Page extract:
━━━

U.S. patent number 4,250,502 [Application Number 06/029,830] was granted by the patent office on 1981-02-10 for resolution for a raster display.
This patent grant is currently assigned to Siemens Aktiengesellschaft. Invention is credited to Bernd Klauck, Michael Wolff.
United States Patent |
4,250,502 |
Klauck , et al. |
February 10, 1981 |
Resolution for a raster display
Abstract
A circuit and method for displaying characters in a point matrix
on a video screen raster with improved resolution utilizes first
and second character generators each storing a portion of the
character points to be displayed. Each character generator provides
an input to an associated shift register, and the shift registers
are controlled by complementary clock pulses so that the outputs
are shifted by one-half of a bit representing a character point in
the matrix. The outputs of the shift registers are combined in a
mixer to provide a single output having twice the resolution power
of conventional units but without increased band width.
Inventors: |
Klauck; Bernd (Buchenhain,
DE), Wolff; Michael (Benediktbeuern, DE) |
Assignee: |
Siemens Aktiengesellschaft
(Berlin & Munich, DE)
|
Family
ID: |
6038522 |
Appl.
No.: |
06/029,830 |
Filed: |
April 13, 1979 |
Foreign Application Priority Data
Current U.S.
Class: |
345/26 |
Current CPC
Class: |
G09G
5/24 (20130101) |
Current International
Class: |
G09G
5/24 (20060101); G06F 003/14 () |
Field of
Search: |
;340/728,747,711,745 |
References Cited
[Referenced By]
U.S. Patent Documents
Primary Examiner: Trafton; David L.
Attorney, Agent or Firm: Hill, Van Santen, Steadman, Chiara
& Simpson
Claims
We claim as our invention:
1. A mixer circuit for use in producing a display matrix having
discrete points arranged to form a character on a raster screen in
a video display device comprising:
a plurality of character generators for respectively producing
identically dimensioned component matrix lines each containing a
group of selectively positioned raster points, each group
constituting a portion of a total coded output associated with a
display matrix line of a character to be displayed in response to a
coded input;
a plurality of shift registers each respectively connected to a
character generator for producing a pulsed voltage output
corresponding to information received from respectively connected
character generators;
a clock pulse generator and a load pulse generator connected to
each shift register for control thereof such that all but one shift
register pulsed voltage outputs are shifted by a fraction of a
point width with respect to said one of said outputs; and
an OR gate connected to outputs of each shift register for
combining said outputs into a signal representing a line of said
matrix for display on said screen.
2. The mixer circuit of claim 1 wherein said display matrix has a
plurality of consecutively numbered columns and a first character
generator produces a component matrix line output representing odd
numbered columns of a display matrix line and a second character
generator produces a component matrix line output representing even
numbered columns of the same display matrix line.
3. The mixer circuit of claim 2 wherein a single clock pulse
generator controls shift registers respectively connected to said
first and second character generators, and an inverter is
inconnected between said clock pulse generator and one of said
shift registers.
4. The mixer circuit of claim 1 wherein said individual shift
register outputs are shifted by one-half of a point width with
respect to one of said outputs.

━━━

Provided records:

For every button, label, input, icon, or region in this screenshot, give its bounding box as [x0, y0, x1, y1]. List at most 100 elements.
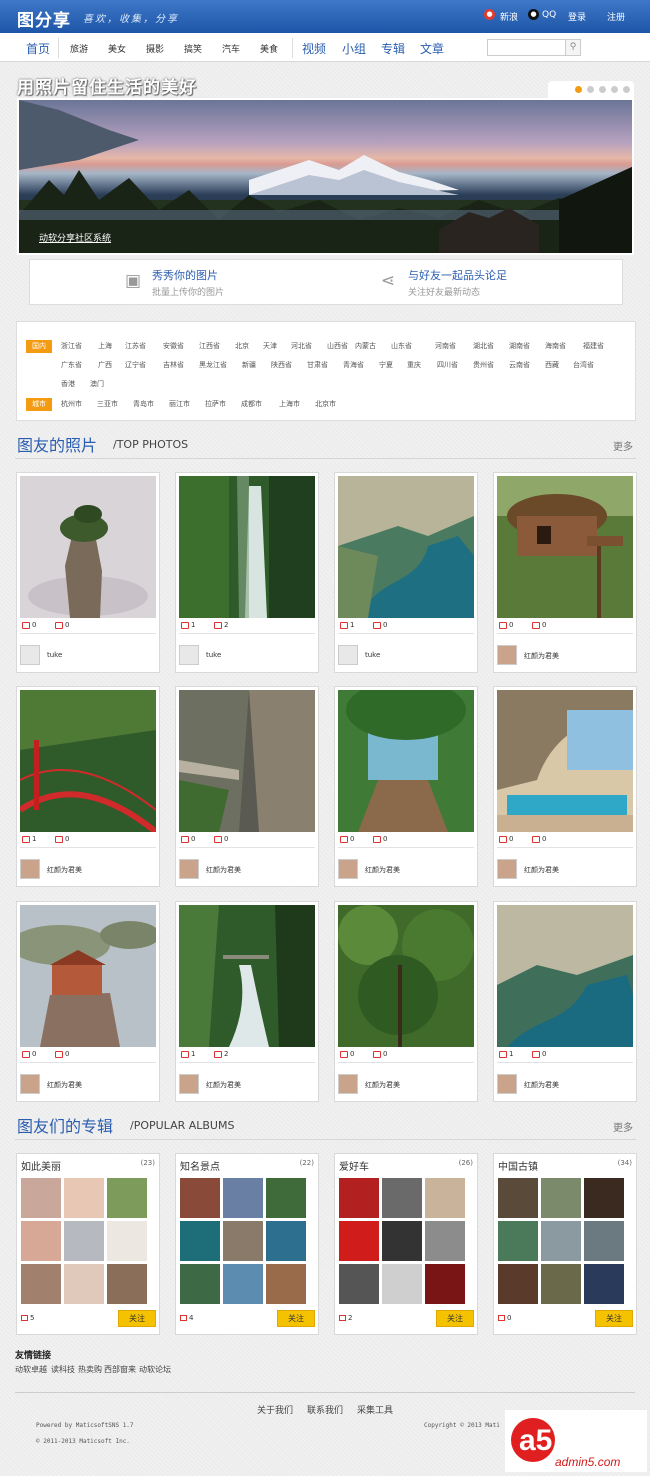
user-avatar[interactable] [338, 859, 358, 879]
province-link[interactable]: 海南省 [545, 341, 566, 351]
friend-link[interactable]: 读科技 [51, 1364, 75, 1375]
province-link[interactable]: 河南省 [435, 341, 456, 351]
nav-groups[interactable]: 小组 [342, 40, 366, 57]
province-link[interactable]: 香港 [61, 379, 75, 389]
photo-image[interactable] [179, 476, 315, 618]
user-name[interactable]: 红颜为君美 [524, 1080, 559, 1090]
album-thumbnail[interactable] [339, 1264, 379, 1304]
nav-photography[interactable]: 摄影 [146, 42, 164, 55]
photo-card[interactable]: 0 0 tuke [16, 472, 160, 673]
comment-count[interactable]: 0 [532, 835, 546, 843]
province-link[interactable]: 辽宁省 [125, 360, 146, 370]
site-logo[interactable]: 图分享 [17, 6, 71, 31]
province-link[interactable]: 内蒙古 [355, 341, 376, 351]
city-link[interactable]: 成都市 [241, 399, 262, 409]
login-link[interactable]: 登录 [568, 10, 586, 23]
album-thumbnail[interactable] [180, 1178, 220, 1218]
user-avatar[interactable] [338, 645, 358, 665]
album-title[interactable]: 如此美丽 [21, 1158, 61, 1173]
photos-more-link[interactable]: 更多 [613, 438, 633, 453]
slide-dot-active[interactable] [575, 86, 582, 93]
album-likes[interactable]: 4 [180, 1314, 193, 1322]
photo-image[interactable] [497, 690, 633, 832]
like-count[interactable]: 0 [22, 1050, 36, 1058]
nav-cars[interactable]: 汽车 [222, 42, 240, 55]
upload-action-title[interactable]: 秀秀你的图片 [152, 267, 218, 283]
photo-card[interactable]: 0 0 红颜为君美 [175, 686, 319, 887]
province-link[interactable]: 广西 [98, 360, 112, 370]
album-thumbnail[interactable] [498, 1221, 538, 1261]
slide-dot[interactable] [611, 86, 618, 93]
province-link[interactable]: 甘肃省 [307, 360, 328, 370]
like-count[interactable]: 0 [499, 621, 513, 629]
nav-video[interactable]: 视频 [302, 40, 326, 57]
nav-food[interactable]: 美食 [260, 42, 278, 55]
sina-login-link[interactable]: 新浪 [500, 10, 518, 23]
album-thumbnail[interactable] [223, 1221, 263, 1261]
album-thumbnail[interactable] [180, 1264, 220, 1304]
album-thumbnail[interactable] [339, 1221, 379, 1261]
user-avatar[interactable] [20, 859, 40, 879]
album-thumbnail[interactable] [584, 1264, 624, 1304]
nav-travel[interactable]: 旅游 [70, 42, 88, 55]
photo-image[interactable] [497, 476, 633, 618]
province-link[interactable]: 台湾省 [573, 360, 594, 370]
album-thumbnail[interactable] [498, 1264, 538, 1304]
album-thumbnail[interactable] [541, 1264, 581, 1304]
banner-caption[interactable]: 动软分享社区系统 [39, 231, 111, 244]
like-count[interactable]: 0 [340, 835, 354, 843]
like-count[interactable]: 1 [181, 621, 195, 629]
province-link[interactable]: 重庆 [407, 360, 421, 370]
photo-image[interactable] [338, 476, 474, 618]
like-count[interactable]: 1 [22, 835, 36, 843]
province-link[interactable]: 陕西省 [271, 360, 292, 370]
album-card[interactable]: 爱好车 (26) 2 关注 [334, 1153, 478, 1335]
province-link[interactable]: 宁夏 [379, 360, 393, 370]
city-link[interactable]: 拉萨市 [205, 399, 226, 409]
like-count[interactable]: 0 [340, 1050, 354, 1058]
album-thumbnail[interactable] [107, 1221, 147, 1261]
album-thumbnail[interactable] [180, 1221, 220, 1261]
photo-card[interactable]: 0 0 红颜为君美 [493, 686, 637, 887]
like-count[interactable]: 1 [499, 1050, 513, 1058]
follow-button[interactable]: 关注 [436, 1310, 474, 1327]
weibo-icon[interactable]: ● [484, 9, 495, 20]
user-name[interactable]: 红颜为君美 [47, 1080, 82, 1090]
province-link[interactable]: 河北省 [291, 341, 312, 351]
photo-card[interactable]: 0 0 红颜为君美 [334, 901, 478, 1102]
friends-action-title[interactable]: 与好友一起品头论足 [408, 267, 507, 283]
user-name[interactable]: 红颜为君美 [365, 1080, 400, 1090]
footer-about-link[interactable]: 关于我们 [257, 1403, 293, 1416]
album-title[interactable]: 爱好车 [339, 1158, 369, 1173]
album-card[interactable]: 中国古镇 (34) 0 关注 [493, 1153, 637, 1335]
album-thumbnail[interactable] [266, 1178, 306, 1218]
album-thumbnail[interactable] [223, 1178, 263, 1218]
album-likes[interactable]: 5 [21, 1314, 34, 1322]
photo-image[interactable] [20, 476, 156, 618]
nav-funny[interactable]: 搞笑 [184, 42, 202, 55]
comment-count[interactable]: 0 [373, 835, 387, 843]
user-avatar[interactable] [179, 859, 199, 879]
city-link[interactable]: 丽江市 [169, 399, 190, 409]
photo-image[interactable] [179, 690, 315, 832]
like-count[interactable]: 0 [22, 621, 36, 629]
friend-link[interactable]: 动软卓越 [15, 1364, 47, 1375]
city-link[interactable]: 杭州市 [61, 399, 82, 409]
album-thumbnail[interactable] [425, 1264, 465, 1304]
album-title[interactable]: 知名景点 [180, 1158, 220, 1173]
province-link[interactable]: 上海 [98, 341, 112, 351]
album-thumbnail[interactable] [425, 1221, 465, 1261]
photo-card[interactable]: 0 0 红颜为君美 [334, 686, 478, 887]
album-card[interactable]: 如此美丽 (23) 5 关注 [16, 1153, 160, 1335]
album-thumbnail[interactable] [541, 1178, 581, 1218]
follow-button[interactable]: 关注 [595, 1310, 633, 1327]
user-avatar[interactable] [497, 645, 517, 665]
footer-tools-link[interactable]: 采集工具 [357, 1403, 393, 1416]
user-name[interactable]: 红颜为君美 [524, 865, 559, 875]
album-thumbnail[interactable] [223, 1264, 263, 1304]
photo-card[interactable]: 1 2 红颜为君美 [175, 901, 319, 1102]
album-thumbnail[interactable] [498, 1178, 538, 1218]
user-avatar[interactable] [179, 645, 199, 665]
album-thumbnail[interactable] [584, 1221, 624, 1261]
province-link[interactable]: 安徽省 [163, 341, 184, 351]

━━━

What to work on:
[1] In the raster display patent, condense the paragraph beginning "A circuit and method for displaying characters" into a short bulleted list that keeps its main facts.
[2] Reproduce everything from "4. The mixer" down to "of said outputs." in the raster display patent, substituting "one-third" for "one-half".
[3] Pick up the raster display patent where it stops and continue it.
The data can be set aside; nothing here depends on it.

Exercise responses:
[1]
- Displays characters as a point matrix on a video screen raster with improved resolution.
- Uses two character generators, each storing part of the character points.
- Each generator feeds its own shift register.
- Complementary clock pulses drive the shift registers, so their outputs are offset by half a bit (one character point).
- A mixer combines the outputs into one signal with twice the usual resolution and no increase in bandwidth.

[2]
4. The mixer circuit of claim 1 wherein said individual shift
register outputs are shifted by one-third of a point width with
respect to one of said outputs.

[3]
5. A method for producing a display matrix having discrete points
arranged for form a character on a raster screen in a video display
device comprising the steps of:
generating a plurality of component matrix lines of coded
information associated with a character to be displayed in a
display matrix line;
transforming said coded information into a pulsed voltage output
for each said component matrix line;
shifting all but one said voltage outputs a fraction of a point
width with respect to said one of said outputs; and
combining said voltage outputs to form a display signal for said
display matrix line.
6. The method of claim 5 wherein said matrix has a plurality of
consecutively numbered columns, and the generating step is further
defined by:
generating a component matrix line of coded information associated
with a character to be displayed representing odd numbered columns
of a matrix line, and generating a component matrix line of coded
information associated with a character to be displayed
representing even numbered columns of the same matrix line.
7. The method of claim 6 wherein the shifting step is further
defined by shifting said voltage outputs one-half of a point width
with respect to one of said outputs.
Description
BACKGROUND OF THE INVENTION
1. Field of the Invention
The present invention relates to a circuit for displaying
characters on a video raster in the form of discrete character
images.
2. Description of the Prior Art
Video data display units utilizing a cathode-ray tube to produce
images on a raster screen in the form of discrete blocks are known
in the art. Such devices utilize a portion of the screen for
display which is divided into fields arranged in lines and columns.
Character images are produced by directing an electron beam at
discrete portions of the field designated by line and column
positions. Only such designated areas are illuminated, resulting in
an image on the screen corresponding to a designated character.
The information associated with each character controlling which
portions of the raster are to be illuminated is stored in a
character generator in the form of a point matrix. Each point of
the point matrix in the character generator corresponds with a
character point or block of the character to be displayed, said
blocks or points occupying a discrete area of the raster. The
information associated with each character is taken line by line
from the character generator and displayed on the raster.
The graphic quality of the displayed character is dependent upon
size of the discrete points and upon the number of individual
points per character. Increased resolution and refinement in the
shape of the character displayed can be achieved by decreasing the
size of the discrete points, however, a correspondingly increased
band width is required to transmit such a character line in order
to accommodate the increased information bits.
SUMMARY OF THE INVENTION
In accordance with the principles of the present invention a device
for the display for characters on video screens having a raster
utilizes two conventional character generators and associated shift
registers to provide a character image having doubled resolution
without an increase in the information band width.
The invention utilizes a mixer circuit comprised of a first shift
register triggered by a first trigger pulse and connected to a
first character generator, and a second shift register which is
triggered by a second trigger pulse and is connected to the second
character generator. The second trigger pulse is 180.degree. out of
phase with the first trigger pulse so that the outputs of the shift
register overlap by one-half of a bit length. The outputs are
combined by an OR gate.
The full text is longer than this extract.